PPDM (Periocular Probabilistic Deformation Model) [12] applied a probabilistic inference model to compute 1:1 matching scores (between query and gallery images) based on correlation filters extracted from periocular image patches. Subsequently, the match performance was improved [13] with an unsupervised method used to select discriminate regions from the periocular area.

Local-based methods employ a multi-stage process: first, prominent keypoints are located within the periocular area, and then features are extracted from their vicinity. In Ref. [11], the authors adapted the Symmetry Assessment by Finite Expansion (SAFE) algorithm, previously used in fingerprint analysis, to the problem of periocular recognition. The key idea is to sample several keypoints based on a rectangular grid positioned in the eye centre, and then project ring-shaped areas of different sizes onto a space of harmonic functions used to determine symmetric curve families. A multi-modal authentication system that analyses and fuses features from the face, periocular and, if visible, iris area, is introduced in Ref. [10]. The system extracts three feature descriptors—SIFT, SURF, and Binarised Statistical Image Features (BSIF)—and explores various fusion strategies to effectively combine information from all three modalities. Ref. [14] identifies four prominent regions in the periocular area (eyebrows, upper eye fold, lower eye fold, and eye corners) and then computes a feature representation vector based on HOG, KAZE, and SING descriptors, as well as shape information. Finally, a Naïve Bayes classifier is used to perform the periocular recognition based on the extracted feature vector. The main drawback of this method is that it also requires the accurate segmentation of the features in the periocular area.

== PROBLEMS TO SOLVE ==
a) Reproduce part of the periocular recognition text, beginning at the words "PPDM (Periocular Probabilistic" and stopping after the words "from the periocular area.".
b) Using the periocular recognition text, state whether each statement agrees with it, answering yes or no and quoting the deciding words: (i) The SAFE algorithm had earlier been used in fingerprint analysis. (ii) The multi-modal system in Ref. [10] extracts two feature descriptors. (iii) Ref. [14] performs recognition with a support vector machine.

== DATASET RECORDS ==
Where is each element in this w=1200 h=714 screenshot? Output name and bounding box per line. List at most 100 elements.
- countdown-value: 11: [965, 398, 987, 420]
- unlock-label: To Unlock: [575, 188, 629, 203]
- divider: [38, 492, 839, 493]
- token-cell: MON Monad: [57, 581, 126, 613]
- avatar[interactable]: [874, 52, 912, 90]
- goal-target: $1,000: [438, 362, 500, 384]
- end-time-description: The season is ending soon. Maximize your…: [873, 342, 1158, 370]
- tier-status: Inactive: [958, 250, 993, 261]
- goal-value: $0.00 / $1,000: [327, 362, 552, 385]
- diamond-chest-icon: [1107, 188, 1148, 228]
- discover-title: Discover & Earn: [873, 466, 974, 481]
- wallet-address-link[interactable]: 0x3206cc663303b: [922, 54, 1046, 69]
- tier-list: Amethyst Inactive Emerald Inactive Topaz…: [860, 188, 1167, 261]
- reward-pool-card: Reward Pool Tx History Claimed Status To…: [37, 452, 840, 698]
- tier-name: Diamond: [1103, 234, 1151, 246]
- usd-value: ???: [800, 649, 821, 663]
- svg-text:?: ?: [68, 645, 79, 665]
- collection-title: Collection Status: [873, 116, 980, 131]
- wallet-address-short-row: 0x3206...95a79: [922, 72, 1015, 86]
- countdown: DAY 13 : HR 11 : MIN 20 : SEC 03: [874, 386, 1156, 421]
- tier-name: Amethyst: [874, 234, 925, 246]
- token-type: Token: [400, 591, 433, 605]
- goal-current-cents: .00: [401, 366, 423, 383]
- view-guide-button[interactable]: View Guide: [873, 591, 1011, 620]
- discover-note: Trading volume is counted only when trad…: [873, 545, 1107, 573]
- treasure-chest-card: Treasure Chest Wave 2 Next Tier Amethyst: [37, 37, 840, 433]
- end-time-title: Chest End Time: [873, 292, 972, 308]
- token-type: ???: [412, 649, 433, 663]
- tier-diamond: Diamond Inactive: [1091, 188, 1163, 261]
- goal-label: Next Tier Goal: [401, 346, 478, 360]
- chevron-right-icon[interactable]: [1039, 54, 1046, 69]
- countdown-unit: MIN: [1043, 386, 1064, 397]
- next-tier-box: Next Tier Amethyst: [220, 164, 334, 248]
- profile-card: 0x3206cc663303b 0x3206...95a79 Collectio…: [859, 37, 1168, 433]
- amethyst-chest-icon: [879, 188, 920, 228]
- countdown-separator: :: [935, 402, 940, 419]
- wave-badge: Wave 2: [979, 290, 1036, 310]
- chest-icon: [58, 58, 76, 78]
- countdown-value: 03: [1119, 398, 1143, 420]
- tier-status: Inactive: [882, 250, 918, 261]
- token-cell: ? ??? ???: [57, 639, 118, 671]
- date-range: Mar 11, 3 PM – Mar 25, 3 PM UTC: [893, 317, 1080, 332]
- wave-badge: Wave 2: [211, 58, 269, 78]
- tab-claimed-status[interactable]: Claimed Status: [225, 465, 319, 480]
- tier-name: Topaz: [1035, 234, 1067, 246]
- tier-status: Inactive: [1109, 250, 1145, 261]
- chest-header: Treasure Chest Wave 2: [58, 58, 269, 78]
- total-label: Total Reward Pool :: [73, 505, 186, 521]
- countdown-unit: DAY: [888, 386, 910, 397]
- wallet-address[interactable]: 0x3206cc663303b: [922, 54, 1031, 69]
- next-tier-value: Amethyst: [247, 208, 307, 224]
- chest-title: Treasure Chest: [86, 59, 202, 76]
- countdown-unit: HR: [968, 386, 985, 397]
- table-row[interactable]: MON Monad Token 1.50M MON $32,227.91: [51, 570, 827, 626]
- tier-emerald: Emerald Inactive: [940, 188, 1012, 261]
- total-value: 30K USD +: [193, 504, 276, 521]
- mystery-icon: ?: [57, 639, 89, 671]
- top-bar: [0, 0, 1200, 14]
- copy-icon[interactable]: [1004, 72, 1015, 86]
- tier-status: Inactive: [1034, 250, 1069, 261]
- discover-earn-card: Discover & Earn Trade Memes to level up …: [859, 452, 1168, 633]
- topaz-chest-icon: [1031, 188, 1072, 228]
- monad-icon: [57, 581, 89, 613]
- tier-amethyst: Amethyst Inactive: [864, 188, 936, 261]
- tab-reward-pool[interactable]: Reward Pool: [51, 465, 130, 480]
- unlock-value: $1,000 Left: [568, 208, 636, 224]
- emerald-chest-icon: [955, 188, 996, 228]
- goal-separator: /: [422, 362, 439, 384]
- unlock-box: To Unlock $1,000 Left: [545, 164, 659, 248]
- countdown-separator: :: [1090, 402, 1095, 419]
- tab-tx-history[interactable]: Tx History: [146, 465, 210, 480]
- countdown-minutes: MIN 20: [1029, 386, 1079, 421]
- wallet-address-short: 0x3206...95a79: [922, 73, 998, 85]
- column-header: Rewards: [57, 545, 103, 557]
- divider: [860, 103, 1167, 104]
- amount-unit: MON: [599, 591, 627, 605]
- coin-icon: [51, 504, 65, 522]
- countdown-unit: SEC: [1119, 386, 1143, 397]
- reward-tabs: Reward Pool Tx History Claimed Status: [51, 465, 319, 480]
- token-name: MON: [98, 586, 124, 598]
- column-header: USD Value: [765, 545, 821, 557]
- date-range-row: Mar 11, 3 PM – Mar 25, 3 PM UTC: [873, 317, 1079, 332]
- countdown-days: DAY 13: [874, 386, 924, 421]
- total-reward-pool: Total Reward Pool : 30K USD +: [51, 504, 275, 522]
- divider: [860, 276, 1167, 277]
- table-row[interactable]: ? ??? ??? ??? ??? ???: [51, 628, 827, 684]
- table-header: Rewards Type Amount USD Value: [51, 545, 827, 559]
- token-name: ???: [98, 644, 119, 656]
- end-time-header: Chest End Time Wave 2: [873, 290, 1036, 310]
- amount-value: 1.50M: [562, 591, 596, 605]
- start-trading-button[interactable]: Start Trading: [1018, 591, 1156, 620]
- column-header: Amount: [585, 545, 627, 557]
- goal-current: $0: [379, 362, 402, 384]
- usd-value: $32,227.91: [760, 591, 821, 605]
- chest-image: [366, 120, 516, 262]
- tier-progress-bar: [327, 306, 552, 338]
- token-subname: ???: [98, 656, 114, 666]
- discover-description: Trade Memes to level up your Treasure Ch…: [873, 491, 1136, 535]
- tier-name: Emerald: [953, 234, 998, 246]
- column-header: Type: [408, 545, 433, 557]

== EXPECTED OUTPUTS ==
a)
PPDM (Periocular Probabilistic Deformation Model) [12] applied a probabilistic inference model to compute 1:1 matching scores (between query and gallery images) based on correlation filters extracted from periocular image patches. Subsequently, the match performance was improved [13] with an unsupervised method used to select discriminate regions from the periocular area.

b)
(i) Yes: "previously used in fingerprint analysis"
(ii) No: "The system extracts three feature descriptors—SIFT, SURF, and Binarised Statistical Image Features (BSIF)"
(iii) No: "a Naïve Bayes classifier is used to perform the periocular recognition based on the extracted feature vector"